Dataset listings of figures:
>> start

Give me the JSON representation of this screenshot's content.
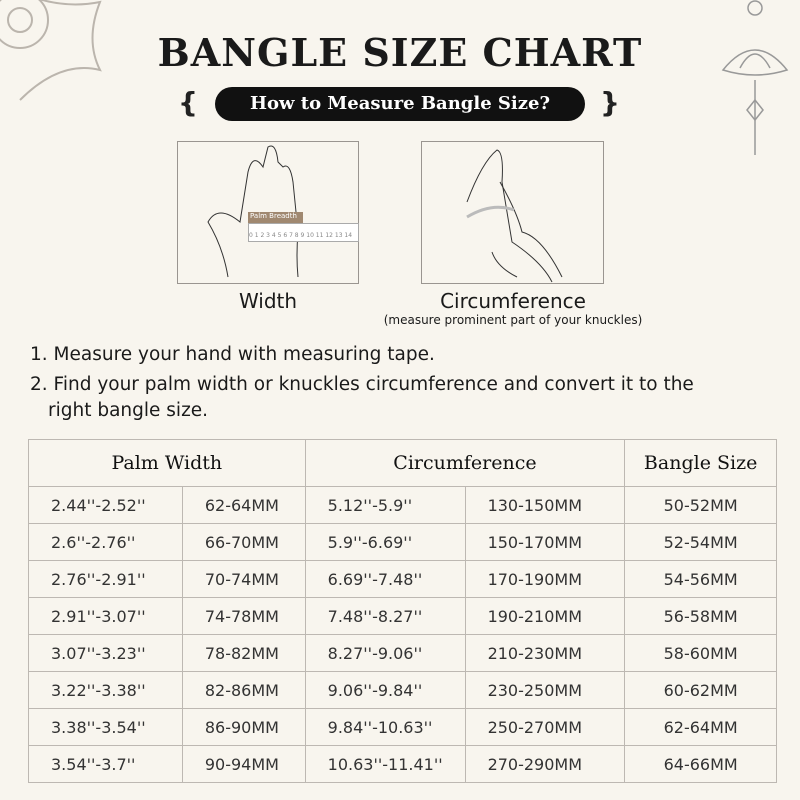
{
  "title": "BANGLE SIZE CHART",
  "subtitle": "How to Measure Bangle Size?",
  "illustrations": [
    {
      "label": "Width",
      "ruler_label": "Palm Breadth",
      "ruler_ticks": "0 1 2 3 4 5 6 7 8 9 10 11 12 13 14"
    },
    {
      "label": "Circumference",
      "note": "(measure prominent part of your knuckles)"
    }
  ],
  "steps": [
    "1. Measure your hand with measuring tape.",
    "2. Find your palm width or knuckles circumference and convert it to the",
    "right bangle size."
  ],
  "table": {
    "headers": [
      "Palm Width",
      "Circumference",
      "Bangle Size"
    ],
    "rows": [
      [
        "2.44''-2.52''",
        "62-64MM",
        "5.12''-5.9''",
        "130-150MM",
        "50-52MM"
      ],
      [
        "2.6''-2.76''",
        "66-70MM",
        "5.9''-6.69''",
        "150-170MM",
        "52-54MM"
      ],
      [
        "2.76''-2.91''",
        "70-74MM",
        "6.69''-7.48''",
        "170-190MM",
        "54-56MM"
      ],
      [
        "2.91''-3.07''",
        "74-78MM",
        "7.48''-8.27''",
        "190-210MM",
        "56-58MM"
      ],
      [
        "3.07''-3.23''",
        "78-82MM",
        "8.27''-9.06''",
        "210-230MM",
        "58-60MM"
      ],
      [
        "3.22''-3.38''",
        "82-86MM",
        "9.06''-9.84''",
        "230-250MM",
        "60-62MM"
      ],
      [
        "3.38''-3.54''",
        "86-90MM",
        "9.84''-10.63''",
        "250-270MM",
        "62-64MM"
      ],
      [
        "3.54''-3.7''",
        "90-94MM",
        "10.63''-11.41''",
        "270-290MM",
        "64-66MM"
      ]
    ]
  }
}
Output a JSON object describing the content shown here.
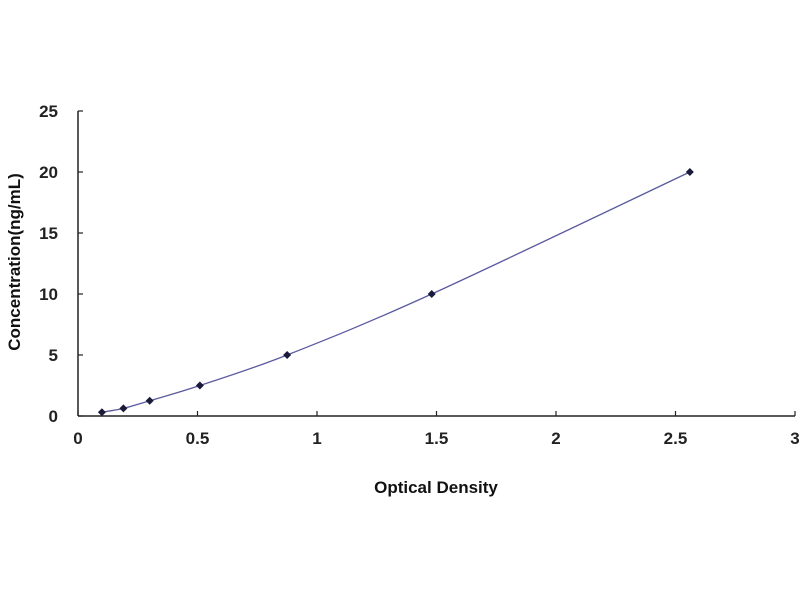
{
  "chart_data": {
    "type": "line",
    "title": "",
    "xlabel": "Optical Density",
    "ylabel": "Concentration(ng/mL)",
    "xlim": [
      0,
      3
    ],
    "ylim": [
      0,
      25
    ],
    "xticks": [
      "0",
      "0.5",
      "1",
      "1.5",
      "2",
      "2.5",
      "3"
    ],
    "yticks": [
      "0",
      "5",
      "10",
      "15",
      "20",
      "25"
    ],
    "grid": false,
    "series": [
      {
        "x": [
          0.1,
          0.19,
          0.3,
          0.51,
          0.875,
          1.48,
          2.56
        ],
        "y": [
          0.312,
          0.625,
          1.25,
          2.5,
          5,
          10,
          20
        ],
        "line_color": "#5a5aa0",
        "marker_color": "#1a1a3a"
      }
    ]
  }
}
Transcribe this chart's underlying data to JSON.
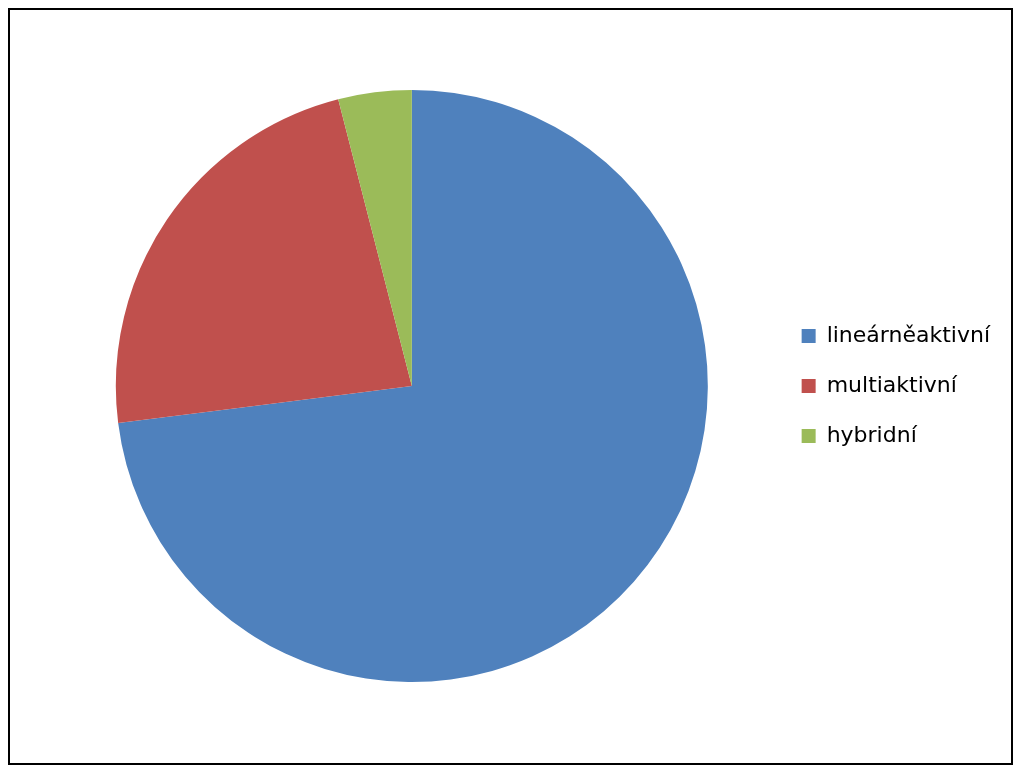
{
  "chart_data": {
    "type": "pie",
    "categories": [
      "lineárněaktivní",
      "multiaktivní",
      "hybridní"
    ],
    "values": [
      73,
      23,
      4
    ],
    "colors": [
      "#4f81bd",
      "#c0504d",
      "#9bbb59"
    ],
    "legend": "right"
  }
}
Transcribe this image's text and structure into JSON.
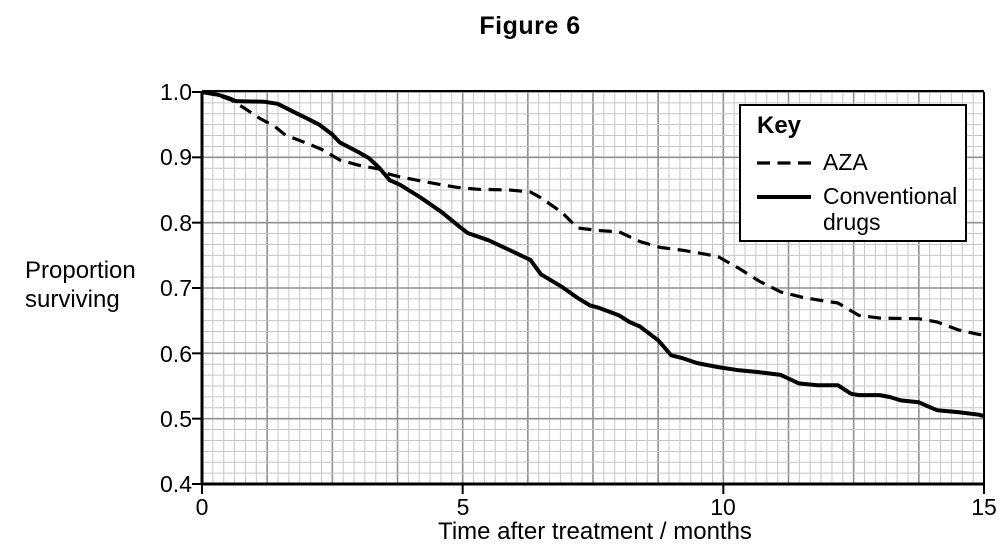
{
  "figure": {
    "title": "Figure 6"
  },
  "chart_data": {
    "type": "line",
    "title": "Figure 6",
    "xlabel": "Time after treatment / months",
    "ylabel": "Proportion surviving",
    "xlim": [
      0,
      15
    ],
    "ylim": [
      0.4,
      1.0
    ],
    "x_tick_labels": [
      "0",
      "5",
      "10",
      "15"
    ],
    "x_tick_values": [
      0,
      5,
      10,
      15
    ],
    "y_tick_labels": [
      "1.0",
      "0.9",
      "0.8",
      "0.7",
      "0.6",
      "0.5",
      "0.4"
    ],
    "y_tick_values": [
      1.0,
      0.9,
      0.8,
      0.7,
      0.6,
      0.5,
      0.4
    ],
    "grid": "fine graph-paper grid, minor + bold major lines",
    "legend": {
      "title": "Key",
      "position": "top-right",
      "entries": [
        {
          "label": "AZA",
          "style": "dashed"
        },
        {
          "label": "Conventional drugs",
          "style": "solid"
        }
      ]
    },
    "series": [
      {
        "name": "AZA",
        "line_style": "dashed",
        "color": "#000000",
        "points": [
          [
            0,
            1.0
          ],
          [
            0.3,
            0.995
          ],
          [
            0.55,
            0.988
          ],
          [
            0.8,
            0.976
          ],
          [
            1.1,
            0.96
          ],
          [
            1.4,
            0.947
          ],
          [
            1.6,
            0.934
          ],
          [
            1.8,
            0.928
          ],
          [
            2.0,
            0.922
          ],
          [
            2.3,
            0.912
          ],
          [
            2.64,
            0.896
          ],
          [
            3.0,
            0.888
          ],
          [
            3.4,
            0.882
          ],
          [
            3.6,
            0.874
          ],
          [
            3.8,
            0.87
          ],
          [
            4.2,
            0.864
          ],
          [
            4.6,
            0.858
          ],
          [
            4.9,
            0.854
          ],
          [
            5.3,
            0.851
          ],
          [
            5.9,
            0.85
          ],
          [
            6.3,
            0.847
          ],
          [
            6.5,
            0.838
          ],
          [
            6.9,
            0.816
          ],
          [
            7.2,
            0.792
          ],
          [
            7.6,
            0.788
          ],
          [
            8.0,
            0.786
          ],
          [
            8.4,
            0.771
          ],
          [
            8.8,
            0.762
          ],
          [
            9.2,
            0.758
          ],
          [
            9.5,
            0.754
          ],
          [
            9.9,
            0.748
          ],
          [
            10.3,
            0.73
          ],
          [
            10.7,
            0.71
          ],
          [
            11.1,
            0.694
          ],
          [
            11.5,
            0.686
          ],
          [
            11.8,
            0.682
          ],
          [
            12.2,
            0.677
          ],
          [
            12.6,
            0.658
          ],
          [
            13.0,
            0.654
          ],
          [
            13.75,
            0.653
          ],
          [
            14.1,
            0.648
          ],
          [
            14.5,
            0.636
          ],
          [
            14.9,
            0.629
          ],
          [
            15,
            0.628
          ]
        ]
      },
      {
        "name": "Conventional drugs",
        "line_style": "solid",
        "color": "#000000",
        "points": [
          [
            0,
            1.0
          ],
          [
            0.3,
            0.996
          ],
          [
            0.5,
            0.991
          ],
          [
            0.65,
            0.986
          ],
          [
            1.2,
            0.985
          ],
          [
            1.45,
            0.982
          ],
          [
            1.6,
            0.976
          ],
          [
            1.8,
            0.968
          ],
          [
            2.0,
            0.96
          ],
          [
            2.25,
            0.95
          ],
          [
            2.5,
            0.935
          ],
          [
            2.64,
            0.923
          ],
          [
            3.0,
            0.908
          ],
          [
            3.2,
            0.899
          ],
          [
            3.4,
            0.884
          ],
          [
            3.6,
            0.865
          ],
          [
            3.8,
            0.858
          ],
          [
            4.2,
            0.838
          ],
          [
            4.6,
            0.816
          ],
          [
            4.95,
            0.793
          ],
          [
            5.1,
            0.784
          ],
          [
            5.5,
            0.773
          ],
          [
            5.9,
            0.758
          ],
          [
            6.3,
            0.743
          ],
          [
            6.5,
            0.721
          ],
          [
            6.9,
            0.702
          ],
          [
            7.2,
            0.685
          ],
          [
            7.45,
            0.673
          ],
          [
            7.6,
            0.67
          ],
          [
            8.0,
            0.658
          ],
          [
            8.2,
            0.648
          ],
          [
            8.4,
            0.641
          ],
          [
            8.75,
            0.62
          ],
          [
            9.0,
            0.597
          ],
          [
            9.2,
            0.593
          ],
          [
            9.5,
            0.585
          ],
          [
            9.9,
            0.579
          ],
          [
            10.3,
            0.574
          ],
          [
            10.7,
            0.571
          ],
          [
            11.1,
            0.567
          ],
          [
            11.45,
            0.554
          ],
          [
            11.8,
            0.551
          ],
          [
            12.2,
            0.551
          ],
          [
            12.45,
            0.538
          ],
          [
            12.6,
            0.536
          ],
          [
            13.0,
            0.536
          ],
          [
            13.2,
            0.533
          ],
          [
            13.4,
            0.528
          ],
          [
            13.75,
            0.525
          ],
          [
            13.95,
            0.518
          ],
          [
            14.1,
            0.513
          ],
          [
            14.5,
            0.51
          ],
          [
            14.9,
            0.506
          ],
          [
            15,
            0.504
          ]
        ]
      }
    ]
  },
  "colors": {
    "line": "#000000",
    "grid_minor": "#c6c6c6",
    "grid_major": "#909090",
    "axis": "#000000",
    "background": "#ffffff"
  }
}
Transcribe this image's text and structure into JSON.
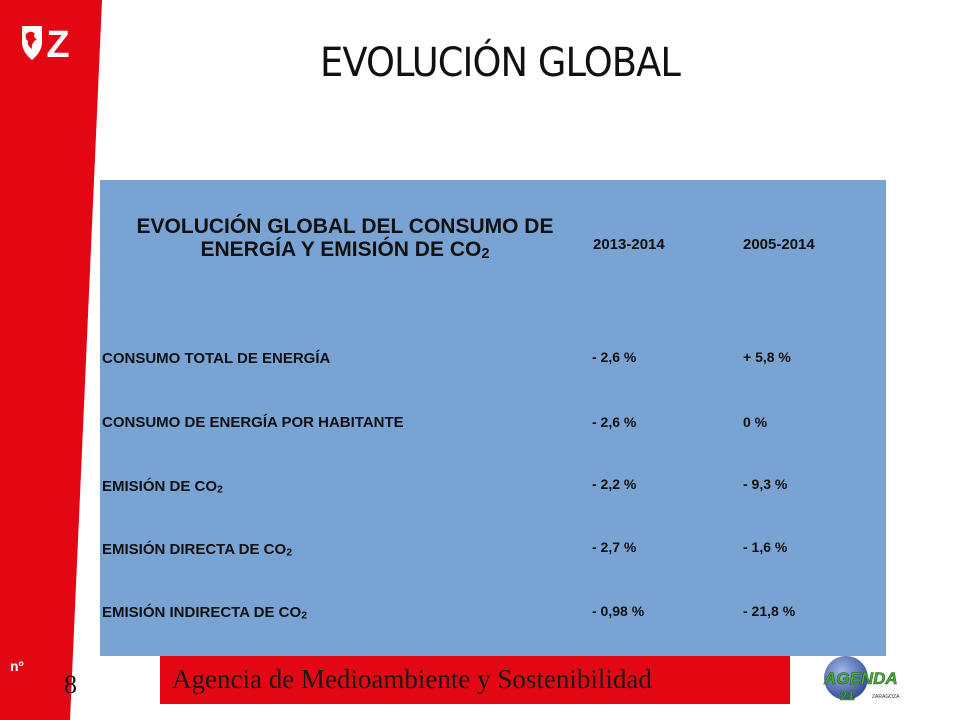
{
  "header": {
    "title": "EVOLUCIÓN GLOBAL",
    "logo_icon": "zaragoza-lion-logo-icon",
    "logo_text": "Z"
  },
  "table": {
    "header_title_main": "EVOLUCIÓN GLOBAL DEL CONSUMO DE ENERGÍA Y EMISIÓN DE CO",
    "header_title_sub": "2",
    "col1": "2013-2014",
    "col2": "2005-2014",
    "rows": [
      {
        "label": "CONSUMO TOTAL DE ENERGÍA",
        "sub": "",
        "v1": "- 2,6 %",
        "v2": "+ 5,8 %"
      },
      {
        "label": "CONSUMO DE ENERGÍA POR HABITANTE",
        "sub": "",
        "v1": "- 2,6 %",
        "v2": "0 %"
      },
      {
        "label": "EMISIÓN DE CO",
        "sub": "2",
        "v1": "- 2,2 %",
        "v2": "- 9,3 %"
      },
      {
        "label": "EMISIÓN DIRECTA DE CO",
        "sub": "2",
        "v1": "- 2,7 %",
        "v2": "- 1,6 %"
      },
      {
        "label": "EMISIÓN INDIRECTA DE CO",
        "sub": "2",
        "v1": "- 0,98 %",
        "v2": "- 21,8 %"
      }
    ]
  },
  "footer": {
    "no_label": "nº",
    "page_number": "8",
    "banner_text": "Agencia de Medioambiente y Sostenibilidad",
    "agenda_logo_text": "AGENDA",
    "agenda_logo_number": "21",
    "agenda_logo_city": "ZARAGOZA",
    "accent_red": "#e30613",
    "table_blue": "#79a3d3"
  }
}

>> end

DIRECTIVE: All lines in the data that contain the word "knuckles" should be copied.

RESPONSE TO THE TASK:
      "note": "(measure prominent part of your knuckles)"
    "2. Find your palm width or knuckles circumference and convert it to the",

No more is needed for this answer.